**EXCERPTED DATA**

━━━━

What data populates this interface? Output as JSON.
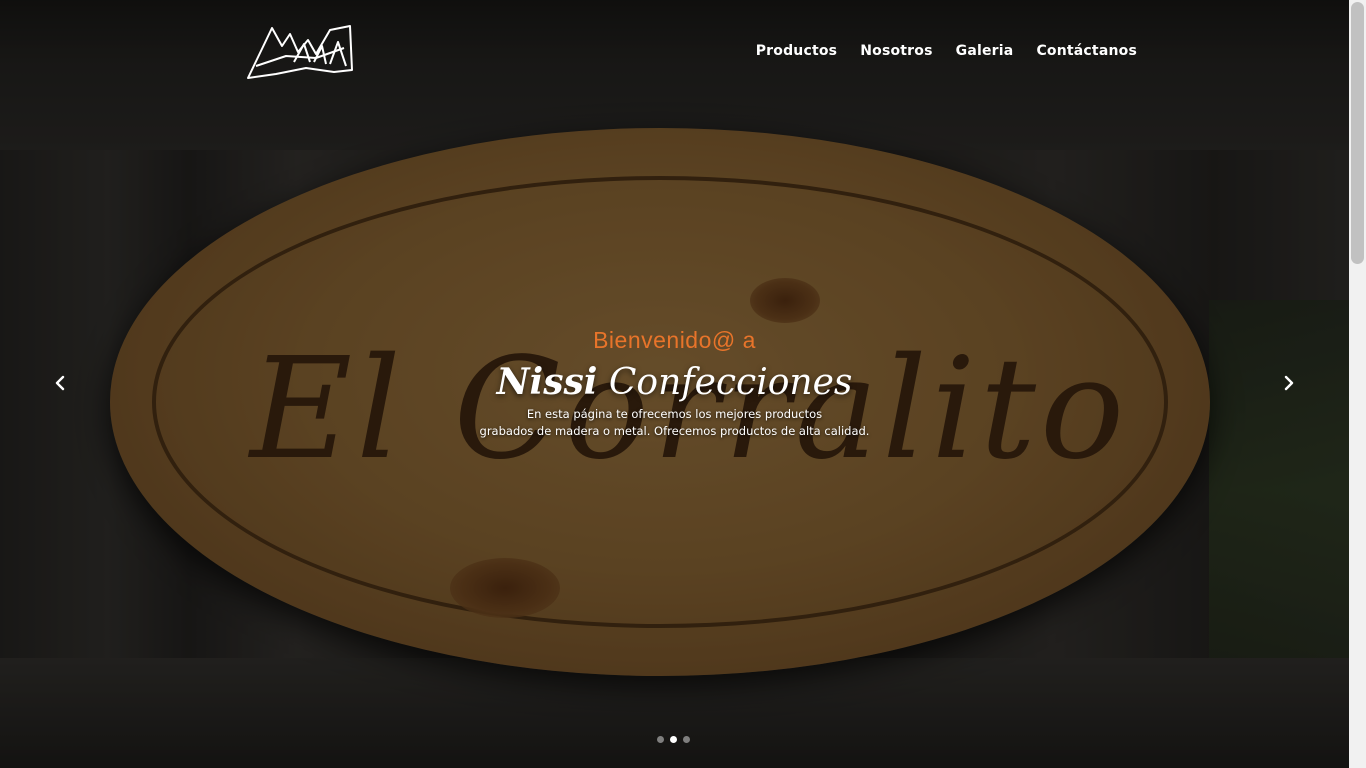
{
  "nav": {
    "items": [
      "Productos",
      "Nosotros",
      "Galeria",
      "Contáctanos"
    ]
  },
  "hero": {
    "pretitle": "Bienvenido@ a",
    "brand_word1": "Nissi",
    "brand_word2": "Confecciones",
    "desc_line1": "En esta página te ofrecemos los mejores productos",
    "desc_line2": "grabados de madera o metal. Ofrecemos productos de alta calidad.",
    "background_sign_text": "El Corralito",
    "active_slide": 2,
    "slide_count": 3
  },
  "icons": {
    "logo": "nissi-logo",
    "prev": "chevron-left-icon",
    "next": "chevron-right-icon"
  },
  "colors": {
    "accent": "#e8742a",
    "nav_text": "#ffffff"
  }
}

━━━━

**TO DO**
Your job is to transcribe the entries above exactly; skip the pictures.

**PROBLEM SOLUTION**
What data populates this interface? Output as JSON.
{
  "nav": {
    "items": [
      "Productos",
      "Nosotros",
      "Galeria",
      "Contáctanos"
    ]
  },
  "hero": {
    "pretitle": "Bienvenido@ a",
    "brand_word1": "Nissi",
    "brand_word2": "Confecciones",
    "desc_line1": "En esta página te ofrecemos los mejores productos",
    "desc_line2": "grabados de madera o metal. Ofrecemos productos de alta calidad.",
    "background_sign_text": "El Corralito",
    "active_slide": 2,
    "slide_count": 3
  },
  "icons": {
    "logo": "nissi-logo",
    "prev": "chevron-left-icon",
    "next": "chevron-right-icon"
  },
  "colors": {
    "accent": "#e8742a",
    "nav_text": "#ffffff"
  }
}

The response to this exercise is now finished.